▶ Your objective:
Repeat all the records exactly, omitting pictures.

Records about charts and figures:
•••••

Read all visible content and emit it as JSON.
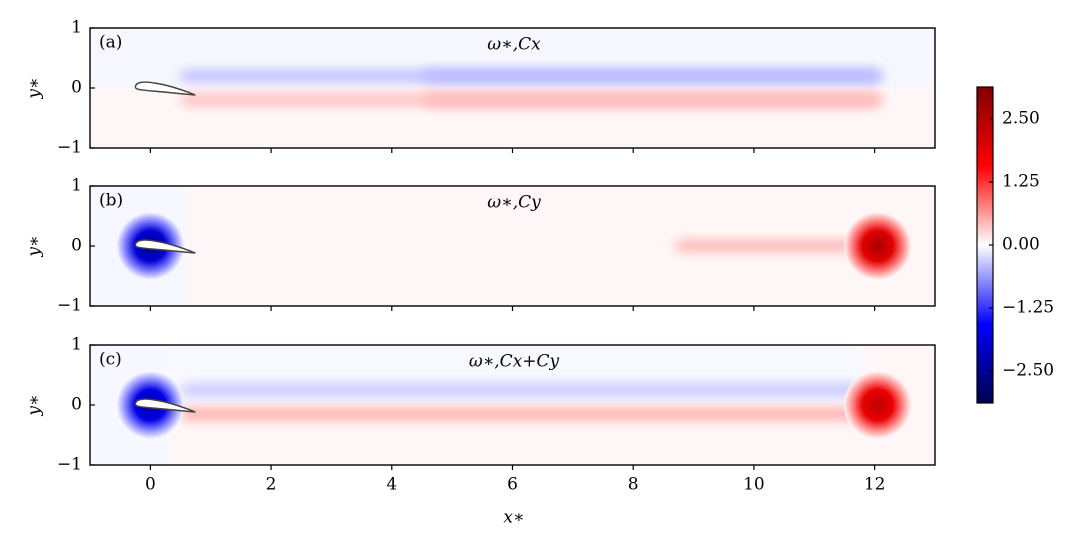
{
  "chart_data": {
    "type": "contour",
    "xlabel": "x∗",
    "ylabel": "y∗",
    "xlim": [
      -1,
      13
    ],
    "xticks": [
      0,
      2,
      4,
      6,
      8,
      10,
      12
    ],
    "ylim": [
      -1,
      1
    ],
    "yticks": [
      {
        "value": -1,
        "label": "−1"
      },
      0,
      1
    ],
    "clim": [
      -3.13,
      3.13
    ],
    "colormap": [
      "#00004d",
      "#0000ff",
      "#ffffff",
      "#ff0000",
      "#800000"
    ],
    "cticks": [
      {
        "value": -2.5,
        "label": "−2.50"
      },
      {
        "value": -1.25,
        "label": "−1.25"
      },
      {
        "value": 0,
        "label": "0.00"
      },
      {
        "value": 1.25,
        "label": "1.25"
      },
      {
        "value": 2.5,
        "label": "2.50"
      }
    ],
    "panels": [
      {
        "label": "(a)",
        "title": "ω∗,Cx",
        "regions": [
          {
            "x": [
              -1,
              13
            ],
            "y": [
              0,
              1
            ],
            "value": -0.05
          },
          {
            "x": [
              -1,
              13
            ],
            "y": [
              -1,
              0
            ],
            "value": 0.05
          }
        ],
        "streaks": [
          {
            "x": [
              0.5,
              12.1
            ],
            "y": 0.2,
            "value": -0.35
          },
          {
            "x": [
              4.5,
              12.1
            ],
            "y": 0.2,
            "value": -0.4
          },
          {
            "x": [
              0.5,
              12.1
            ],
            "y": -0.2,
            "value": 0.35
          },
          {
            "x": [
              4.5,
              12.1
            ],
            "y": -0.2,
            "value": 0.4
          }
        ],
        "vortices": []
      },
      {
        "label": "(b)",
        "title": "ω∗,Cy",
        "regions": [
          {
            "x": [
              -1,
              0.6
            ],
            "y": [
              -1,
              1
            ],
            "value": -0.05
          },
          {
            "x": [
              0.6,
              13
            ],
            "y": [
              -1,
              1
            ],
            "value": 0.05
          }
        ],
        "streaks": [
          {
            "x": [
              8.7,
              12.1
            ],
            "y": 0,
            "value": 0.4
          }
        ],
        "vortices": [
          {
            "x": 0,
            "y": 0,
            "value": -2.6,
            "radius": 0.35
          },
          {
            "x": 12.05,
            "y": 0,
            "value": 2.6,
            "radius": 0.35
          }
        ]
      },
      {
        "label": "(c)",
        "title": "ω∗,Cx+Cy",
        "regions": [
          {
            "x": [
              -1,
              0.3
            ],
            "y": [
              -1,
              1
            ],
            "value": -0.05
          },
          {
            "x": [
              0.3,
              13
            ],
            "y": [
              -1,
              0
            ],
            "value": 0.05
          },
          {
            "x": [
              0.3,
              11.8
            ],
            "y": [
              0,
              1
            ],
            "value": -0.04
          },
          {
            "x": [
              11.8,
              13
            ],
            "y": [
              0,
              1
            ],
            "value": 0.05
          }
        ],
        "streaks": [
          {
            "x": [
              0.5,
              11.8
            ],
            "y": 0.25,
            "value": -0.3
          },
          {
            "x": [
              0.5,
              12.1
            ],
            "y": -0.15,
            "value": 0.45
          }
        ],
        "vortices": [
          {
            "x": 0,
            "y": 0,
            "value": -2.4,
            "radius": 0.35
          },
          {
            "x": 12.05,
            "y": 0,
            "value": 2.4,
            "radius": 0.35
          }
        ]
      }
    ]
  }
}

•••••

▶ Written answer:
Read all visible content and emit it as JSON.
{
  "chart_data": {
    "type": "contour",
    "xlabel": "x∗",
    "ylabel": "y∗",
    "xlim": [
      -1,
      13
    ],
    "xticks": [
      0,
      2,
      4,
      6,
      8,
      10,
      12
    ],
    "ylim": [
      -1,
      1
    ],
    "yticks": [
      {
        "value": -1,
        "label": "−1"
      },
      0,
      1
    ],
    "clim": [
      -3.13,
      3.13
    ],
    "colormap": [
      "#00004d",
      "#0000ff",
      "#ffffff",
      "#ff0000",
      "#800000"
    ],
    "cticks": [
      {
        "value": -2.5,
        "label": "−2.50"
      },
      {
        "value": -1.25,
        "label": "−1.25"
      },
      {
        "value": 0,
        "label": "0.00"
      },
      {
        "value": 1.25,
        "label": "1.25"
      },
      {
        "value": 2.5,
        "label": "2.50"
      }
    ],
    "panels": [
      {
        "label": "(a)",
        "title": "ω∗,Cx",
        "regions": [
          {
            "x": [
              -1,
              13
            ],
            "y": [
              0,
              1
            ],
            "value": -0.05
          },
          {
            "x": [
              -1,
              13
            ],
            "y": [
              -1,
              0
            ],
            "value": 0.05
          }
        ],
        "streaks": [
          {
            "x": [
              0.5,
              12.1
            ],
            "y": 0.2,
            "value": -0.35
          },
          {
            "x": [
              4.5,
              12.1
            ],
            "y": 0.2,
            "value": -0.4
          },
          {
            "x": [
              0.5,
              12.1
            ],
            "y": -0.2,
            "value": 0.35
          },
          {
            "x": [
              4.5,
              12.1
            ],
            "y": -0.2,
            "value": 0.4
          }
        ],
        "vortices": []
      },
      {
        "label": "(b)",
        "title": "ω∗,Cy",
        "regions": [
          {
            "x": [
              -1,
              0.6
            ],
            "y": [
              -1,
              1
            ],
            "value": -0.05
          },
          {
            "x": [
              0.6,
              13
            ],
            "y": [
              -1,
              1
            ],
            "value": 0.05
          }
        ],
        "streaks": [
          {
            "x": [
              8.7,
              12.1
            ],
            "y": 0,
            "value": 0.4
          }
        ],
        "vortices": [
          {
            "x": 0,
            "y": 0,
            "value": -2.6,
            "radius": 0.35
          },
          {
            "x": 12.05,
            "y": 0,
            "value": 2.6,
            "radius": 0.35
          }
        ]
      },
      {
        "label": "(c)",
        "title": "ω∗,Cx+Cy",
        "regions": [
          {
            "x": [
              -1,
              0.3
            ],
            "y": [
              -1,
              1
            ],
            "value": -0.05
          },
          {
            "x": [
              0.3,
              13
            ],
            "y": [
              -1,
              0
            ],
            "value": 0.05
          },
          {
            "x": [
              0.3,
              11.8
            ],
            "y": [
              0,
              1
            ],
            "value": -0.04
          },
          {
            "x": [
              11.8,
              13
            ],
            "y": [
              0,
              1
            ],
            "value": 0.05
          }
        ],
        "streaks": [
          {
            "x": [
              0.5,
              11.8
            ],
            "y": 0.25,
            "value": -0.3
          },
          {
            "x": [
              0.5,
              12.1
            ],
            "y": -0.15,
            "value": 0.45
          }
        ],
        "vortices": [
          {
            "x": 0,
            "y": 0,
            "value": -2.4,
            "radius": 0.35
          },
          {
            "x": 12.05,
            "y": 0,
            "value": 2.4,
            "radius": 0.35
          }
        ]
      }
    ]
  }
}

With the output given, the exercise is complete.